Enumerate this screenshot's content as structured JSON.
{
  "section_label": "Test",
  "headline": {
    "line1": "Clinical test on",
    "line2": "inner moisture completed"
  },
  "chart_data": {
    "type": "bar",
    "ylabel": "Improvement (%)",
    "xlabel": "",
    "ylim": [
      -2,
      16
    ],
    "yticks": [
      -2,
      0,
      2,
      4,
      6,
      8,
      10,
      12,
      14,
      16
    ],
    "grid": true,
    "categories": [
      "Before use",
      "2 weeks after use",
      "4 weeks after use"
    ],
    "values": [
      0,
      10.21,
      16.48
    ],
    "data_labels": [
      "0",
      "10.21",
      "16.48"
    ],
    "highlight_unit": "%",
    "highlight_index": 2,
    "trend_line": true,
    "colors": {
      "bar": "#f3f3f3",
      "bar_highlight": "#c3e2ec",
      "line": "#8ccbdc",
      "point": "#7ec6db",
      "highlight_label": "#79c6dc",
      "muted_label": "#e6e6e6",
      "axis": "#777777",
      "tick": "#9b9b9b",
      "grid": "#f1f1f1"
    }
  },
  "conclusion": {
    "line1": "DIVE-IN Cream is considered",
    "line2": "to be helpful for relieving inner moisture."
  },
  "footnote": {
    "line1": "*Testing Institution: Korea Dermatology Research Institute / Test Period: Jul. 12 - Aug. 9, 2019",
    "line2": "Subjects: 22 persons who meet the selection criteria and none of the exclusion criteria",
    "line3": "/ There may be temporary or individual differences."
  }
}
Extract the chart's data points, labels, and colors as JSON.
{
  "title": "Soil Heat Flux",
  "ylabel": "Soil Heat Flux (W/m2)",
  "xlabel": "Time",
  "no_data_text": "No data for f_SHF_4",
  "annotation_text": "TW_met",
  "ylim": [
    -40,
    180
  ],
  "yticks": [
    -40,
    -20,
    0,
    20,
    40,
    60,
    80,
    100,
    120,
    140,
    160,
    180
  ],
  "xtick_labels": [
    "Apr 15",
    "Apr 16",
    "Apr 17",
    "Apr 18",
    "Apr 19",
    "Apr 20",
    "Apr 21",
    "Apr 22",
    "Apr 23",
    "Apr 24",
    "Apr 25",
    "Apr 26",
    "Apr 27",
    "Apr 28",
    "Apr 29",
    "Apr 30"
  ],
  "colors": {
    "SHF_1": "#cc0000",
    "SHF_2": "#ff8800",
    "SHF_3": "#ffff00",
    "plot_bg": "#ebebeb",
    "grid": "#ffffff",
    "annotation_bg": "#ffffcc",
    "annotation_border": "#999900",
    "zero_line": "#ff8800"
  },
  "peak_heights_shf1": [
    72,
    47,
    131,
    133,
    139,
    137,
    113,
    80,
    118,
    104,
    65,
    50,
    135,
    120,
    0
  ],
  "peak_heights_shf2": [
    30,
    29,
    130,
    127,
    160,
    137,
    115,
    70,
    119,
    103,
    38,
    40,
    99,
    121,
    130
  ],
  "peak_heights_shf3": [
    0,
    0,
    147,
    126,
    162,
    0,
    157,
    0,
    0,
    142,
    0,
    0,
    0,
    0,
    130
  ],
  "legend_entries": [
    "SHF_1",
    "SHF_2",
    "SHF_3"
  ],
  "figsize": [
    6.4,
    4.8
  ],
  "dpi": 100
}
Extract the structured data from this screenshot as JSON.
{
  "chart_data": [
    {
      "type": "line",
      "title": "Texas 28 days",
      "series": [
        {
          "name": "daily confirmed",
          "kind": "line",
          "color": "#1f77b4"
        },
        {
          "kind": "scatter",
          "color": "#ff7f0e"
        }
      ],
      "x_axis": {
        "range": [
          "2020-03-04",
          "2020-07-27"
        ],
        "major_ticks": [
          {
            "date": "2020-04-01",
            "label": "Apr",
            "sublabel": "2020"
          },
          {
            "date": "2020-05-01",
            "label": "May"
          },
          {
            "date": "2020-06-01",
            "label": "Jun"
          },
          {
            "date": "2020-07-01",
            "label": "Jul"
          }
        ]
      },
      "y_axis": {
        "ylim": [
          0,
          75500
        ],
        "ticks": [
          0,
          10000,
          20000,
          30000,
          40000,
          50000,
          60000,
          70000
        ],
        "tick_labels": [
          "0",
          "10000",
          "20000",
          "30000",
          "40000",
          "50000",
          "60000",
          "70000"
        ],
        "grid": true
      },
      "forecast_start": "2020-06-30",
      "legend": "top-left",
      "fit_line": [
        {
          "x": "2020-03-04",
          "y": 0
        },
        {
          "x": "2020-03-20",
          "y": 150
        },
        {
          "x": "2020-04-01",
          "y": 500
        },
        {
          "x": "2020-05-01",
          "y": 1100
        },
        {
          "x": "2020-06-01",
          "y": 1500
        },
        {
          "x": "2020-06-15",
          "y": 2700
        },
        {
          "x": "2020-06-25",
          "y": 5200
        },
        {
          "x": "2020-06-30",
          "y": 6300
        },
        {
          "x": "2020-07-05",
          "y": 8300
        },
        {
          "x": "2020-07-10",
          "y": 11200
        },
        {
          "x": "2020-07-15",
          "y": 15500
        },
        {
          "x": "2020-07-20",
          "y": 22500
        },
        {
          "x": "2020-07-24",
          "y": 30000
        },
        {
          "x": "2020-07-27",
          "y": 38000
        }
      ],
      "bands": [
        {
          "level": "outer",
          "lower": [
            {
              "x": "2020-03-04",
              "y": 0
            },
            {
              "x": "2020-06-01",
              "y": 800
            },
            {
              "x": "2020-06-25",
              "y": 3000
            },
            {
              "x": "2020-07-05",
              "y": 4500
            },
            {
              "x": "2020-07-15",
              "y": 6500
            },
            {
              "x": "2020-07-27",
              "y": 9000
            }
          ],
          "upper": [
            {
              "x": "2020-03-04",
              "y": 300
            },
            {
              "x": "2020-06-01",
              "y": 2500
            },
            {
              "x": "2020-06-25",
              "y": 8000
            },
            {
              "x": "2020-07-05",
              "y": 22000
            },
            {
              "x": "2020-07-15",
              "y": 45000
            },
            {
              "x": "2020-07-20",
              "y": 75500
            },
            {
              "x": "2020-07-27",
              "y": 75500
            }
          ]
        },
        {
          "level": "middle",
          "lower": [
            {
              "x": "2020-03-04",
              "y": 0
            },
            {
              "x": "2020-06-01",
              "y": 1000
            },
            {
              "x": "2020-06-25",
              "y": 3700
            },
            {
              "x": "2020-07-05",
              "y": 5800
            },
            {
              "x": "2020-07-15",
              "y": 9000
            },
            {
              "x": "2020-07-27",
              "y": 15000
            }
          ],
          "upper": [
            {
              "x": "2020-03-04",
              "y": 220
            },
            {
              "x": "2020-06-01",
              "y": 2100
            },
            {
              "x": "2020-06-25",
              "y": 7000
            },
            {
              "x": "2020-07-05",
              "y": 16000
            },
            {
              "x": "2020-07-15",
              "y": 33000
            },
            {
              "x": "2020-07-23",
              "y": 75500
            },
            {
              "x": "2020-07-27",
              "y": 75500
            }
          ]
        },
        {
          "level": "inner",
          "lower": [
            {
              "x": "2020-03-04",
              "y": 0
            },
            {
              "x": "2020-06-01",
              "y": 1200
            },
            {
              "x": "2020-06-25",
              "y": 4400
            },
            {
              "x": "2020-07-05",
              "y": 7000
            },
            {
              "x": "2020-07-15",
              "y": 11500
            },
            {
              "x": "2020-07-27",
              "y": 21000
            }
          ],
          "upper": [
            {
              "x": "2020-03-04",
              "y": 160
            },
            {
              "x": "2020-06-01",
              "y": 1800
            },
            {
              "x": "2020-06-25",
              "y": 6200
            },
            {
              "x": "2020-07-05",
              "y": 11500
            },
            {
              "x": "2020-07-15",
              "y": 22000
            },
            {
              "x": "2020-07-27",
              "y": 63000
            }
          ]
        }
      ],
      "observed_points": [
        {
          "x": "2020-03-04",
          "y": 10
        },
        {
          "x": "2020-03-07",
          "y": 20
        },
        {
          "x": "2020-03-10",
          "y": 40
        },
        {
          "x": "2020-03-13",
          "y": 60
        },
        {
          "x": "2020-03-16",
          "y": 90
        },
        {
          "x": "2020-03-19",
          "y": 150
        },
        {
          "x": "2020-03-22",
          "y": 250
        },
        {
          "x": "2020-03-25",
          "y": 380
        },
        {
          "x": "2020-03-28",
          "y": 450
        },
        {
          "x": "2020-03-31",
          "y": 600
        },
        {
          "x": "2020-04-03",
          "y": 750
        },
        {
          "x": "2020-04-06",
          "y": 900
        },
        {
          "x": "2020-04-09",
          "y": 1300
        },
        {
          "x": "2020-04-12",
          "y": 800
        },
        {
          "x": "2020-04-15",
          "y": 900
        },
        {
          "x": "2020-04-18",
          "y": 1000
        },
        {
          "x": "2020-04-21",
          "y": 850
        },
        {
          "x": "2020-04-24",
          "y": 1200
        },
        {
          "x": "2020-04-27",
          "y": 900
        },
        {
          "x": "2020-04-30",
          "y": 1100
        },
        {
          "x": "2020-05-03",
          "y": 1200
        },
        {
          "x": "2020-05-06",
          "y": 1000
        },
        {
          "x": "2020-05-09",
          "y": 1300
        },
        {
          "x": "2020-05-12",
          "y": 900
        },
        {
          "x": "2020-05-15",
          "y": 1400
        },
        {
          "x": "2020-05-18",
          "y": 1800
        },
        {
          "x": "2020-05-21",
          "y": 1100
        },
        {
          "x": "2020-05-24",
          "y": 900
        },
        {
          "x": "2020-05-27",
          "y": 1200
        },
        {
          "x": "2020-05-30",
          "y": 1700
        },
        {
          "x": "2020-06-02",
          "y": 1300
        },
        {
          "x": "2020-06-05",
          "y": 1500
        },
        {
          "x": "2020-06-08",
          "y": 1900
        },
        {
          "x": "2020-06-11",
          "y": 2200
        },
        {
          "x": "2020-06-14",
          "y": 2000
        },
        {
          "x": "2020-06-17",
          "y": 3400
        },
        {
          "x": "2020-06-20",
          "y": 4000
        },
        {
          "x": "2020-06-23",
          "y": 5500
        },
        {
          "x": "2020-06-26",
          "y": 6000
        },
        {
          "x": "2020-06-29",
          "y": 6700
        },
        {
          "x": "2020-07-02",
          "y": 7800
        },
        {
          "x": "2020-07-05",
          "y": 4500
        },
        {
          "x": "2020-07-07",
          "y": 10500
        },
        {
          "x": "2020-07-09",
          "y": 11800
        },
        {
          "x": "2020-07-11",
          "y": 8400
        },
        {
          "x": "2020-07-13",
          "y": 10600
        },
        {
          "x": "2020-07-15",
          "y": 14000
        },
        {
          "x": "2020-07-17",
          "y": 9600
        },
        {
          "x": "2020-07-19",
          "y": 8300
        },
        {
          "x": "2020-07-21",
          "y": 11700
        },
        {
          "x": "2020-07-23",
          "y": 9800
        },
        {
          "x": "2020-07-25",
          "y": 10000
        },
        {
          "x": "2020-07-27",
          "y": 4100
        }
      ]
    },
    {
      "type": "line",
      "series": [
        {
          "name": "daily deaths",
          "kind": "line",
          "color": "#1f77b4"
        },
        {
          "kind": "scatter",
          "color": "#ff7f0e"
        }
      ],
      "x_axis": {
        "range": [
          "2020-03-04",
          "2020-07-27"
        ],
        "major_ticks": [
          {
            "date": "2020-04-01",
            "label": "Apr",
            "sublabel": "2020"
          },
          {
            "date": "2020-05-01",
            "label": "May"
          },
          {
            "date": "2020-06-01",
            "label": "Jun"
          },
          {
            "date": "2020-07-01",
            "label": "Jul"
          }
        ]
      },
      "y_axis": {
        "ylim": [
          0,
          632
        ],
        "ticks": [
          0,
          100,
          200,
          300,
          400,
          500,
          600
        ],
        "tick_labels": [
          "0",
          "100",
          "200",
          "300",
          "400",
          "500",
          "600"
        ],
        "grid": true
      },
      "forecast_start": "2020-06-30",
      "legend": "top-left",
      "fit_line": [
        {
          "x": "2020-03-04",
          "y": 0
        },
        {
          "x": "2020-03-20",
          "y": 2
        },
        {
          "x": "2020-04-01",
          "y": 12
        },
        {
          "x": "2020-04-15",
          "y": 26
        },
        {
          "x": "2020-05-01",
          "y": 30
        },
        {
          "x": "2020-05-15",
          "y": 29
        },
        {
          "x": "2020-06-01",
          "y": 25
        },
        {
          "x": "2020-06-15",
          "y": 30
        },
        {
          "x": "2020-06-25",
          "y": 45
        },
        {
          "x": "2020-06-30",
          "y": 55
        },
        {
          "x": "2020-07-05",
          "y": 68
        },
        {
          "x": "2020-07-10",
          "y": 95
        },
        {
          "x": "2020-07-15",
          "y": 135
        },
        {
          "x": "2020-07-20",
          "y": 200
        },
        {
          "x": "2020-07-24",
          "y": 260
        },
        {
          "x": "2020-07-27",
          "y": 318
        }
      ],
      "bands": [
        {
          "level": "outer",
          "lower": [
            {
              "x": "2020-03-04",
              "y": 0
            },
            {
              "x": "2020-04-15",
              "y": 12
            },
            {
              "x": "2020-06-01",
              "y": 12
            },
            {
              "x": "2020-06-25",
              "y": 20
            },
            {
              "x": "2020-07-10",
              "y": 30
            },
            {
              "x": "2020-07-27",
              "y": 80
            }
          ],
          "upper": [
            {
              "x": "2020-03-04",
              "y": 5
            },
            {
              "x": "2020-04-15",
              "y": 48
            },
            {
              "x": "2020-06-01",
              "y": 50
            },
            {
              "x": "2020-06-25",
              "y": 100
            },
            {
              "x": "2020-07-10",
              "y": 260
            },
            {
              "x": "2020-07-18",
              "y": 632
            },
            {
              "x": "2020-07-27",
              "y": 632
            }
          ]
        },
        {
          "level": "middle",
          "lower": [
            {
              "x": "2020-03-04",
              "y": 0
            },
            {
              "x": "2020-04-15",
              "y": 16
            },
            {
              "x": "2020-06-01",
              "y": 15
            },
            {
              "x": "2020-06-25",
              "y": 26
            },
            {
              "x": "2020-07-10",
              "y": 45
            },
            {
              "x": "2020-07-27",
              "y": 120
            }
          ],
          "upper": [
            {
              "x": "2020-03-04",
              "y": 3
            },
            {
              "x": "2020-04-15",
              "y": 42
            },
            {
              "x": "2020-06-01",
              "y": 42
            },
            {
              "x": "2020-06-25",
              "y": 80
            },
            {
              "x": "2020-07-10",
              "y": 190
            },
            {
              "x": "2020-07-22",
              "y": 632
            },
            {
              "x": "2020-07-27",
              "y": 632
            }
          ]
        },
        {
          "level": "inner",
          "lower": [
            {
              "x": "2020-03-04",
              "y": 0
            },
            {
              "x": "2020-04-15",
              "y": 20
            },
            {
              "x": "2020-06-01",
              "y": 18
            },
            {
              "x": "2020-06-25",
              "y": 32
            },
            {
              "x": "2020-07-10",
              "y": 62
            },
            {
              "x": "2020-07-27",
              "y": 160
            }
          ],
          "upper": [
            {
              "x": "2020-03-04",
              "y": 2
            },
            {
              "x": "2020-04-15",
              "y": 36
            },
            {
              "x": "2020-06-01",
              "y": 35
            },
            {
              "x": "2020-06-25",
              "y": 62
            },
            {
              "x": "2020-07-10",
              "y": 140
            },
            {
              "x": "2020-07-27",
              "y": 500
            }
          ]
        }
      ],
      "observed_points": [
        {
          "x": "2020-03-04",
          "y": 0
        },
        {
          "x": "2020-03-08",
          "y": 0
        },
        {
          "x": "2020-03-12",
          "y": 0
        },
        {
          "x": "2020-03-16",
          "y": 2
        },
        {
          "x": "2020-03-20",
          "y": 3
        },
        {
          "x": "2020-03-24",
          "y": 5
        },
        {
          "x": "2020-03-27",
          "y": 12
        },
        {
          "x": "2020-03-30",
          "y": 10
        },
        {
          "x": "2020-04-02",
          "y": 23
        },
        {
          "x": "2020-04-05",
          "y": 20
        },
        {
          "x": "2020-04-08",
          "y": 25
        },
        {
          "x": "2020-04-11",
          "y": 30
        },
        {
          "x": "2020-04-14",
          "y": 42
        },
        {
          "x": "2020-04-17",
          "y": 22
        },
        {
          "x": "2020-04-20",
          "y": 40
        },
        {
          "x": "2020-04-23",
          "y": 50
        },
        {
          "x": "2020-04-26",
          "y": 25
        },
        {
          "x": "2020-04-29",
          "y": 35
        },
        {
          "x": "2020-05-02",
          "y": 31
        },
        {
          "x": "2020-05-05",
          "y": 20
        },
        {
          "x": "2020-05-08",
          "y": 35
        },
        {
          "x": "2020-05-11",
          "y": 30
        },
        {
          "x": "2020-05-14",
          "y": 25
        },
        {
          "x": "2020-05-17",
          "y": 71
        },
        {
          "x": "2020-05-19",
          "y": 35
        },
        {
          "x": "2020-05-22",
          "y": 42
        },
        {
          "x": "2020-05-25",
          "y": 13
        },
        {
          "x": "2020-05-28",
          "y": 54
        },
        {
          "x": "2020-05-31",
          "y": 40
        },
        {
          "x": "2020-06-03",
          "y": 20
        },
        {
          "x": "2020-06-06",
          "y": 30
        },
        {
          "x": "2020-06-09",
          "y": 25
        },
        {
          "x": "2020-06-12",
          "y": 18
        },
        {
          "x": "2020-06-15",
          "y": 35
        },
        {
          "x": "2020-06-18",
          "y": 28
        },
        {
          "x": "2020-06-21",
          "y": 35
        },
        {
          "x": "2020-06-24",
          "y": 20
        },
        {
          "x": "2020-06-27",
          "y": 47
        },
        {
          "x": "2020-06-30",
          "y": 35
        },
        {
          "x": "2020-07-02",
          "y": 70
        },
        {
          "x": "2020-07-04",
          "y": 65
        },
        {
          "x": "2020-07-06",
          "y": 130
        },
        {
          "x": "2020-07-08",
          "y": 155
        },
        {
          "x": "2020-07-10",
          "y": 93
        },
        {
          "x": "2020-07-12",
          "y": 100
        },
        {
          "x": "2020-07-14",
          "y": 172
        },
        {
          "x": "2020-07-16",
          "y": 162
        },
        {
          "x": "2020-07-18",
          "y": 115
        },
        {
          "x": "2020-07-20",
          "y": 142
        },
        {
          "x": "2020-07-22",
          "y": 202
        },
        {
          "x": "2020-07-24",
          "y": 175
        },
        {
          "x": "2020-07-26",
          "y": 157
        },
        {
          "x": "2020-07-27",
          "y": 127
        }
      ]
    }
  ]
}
• • • • •
→ Given exercise:
Note how many lines in the listing above hold the string "screenshot", then give only that figure.

→ Solved exercise:
2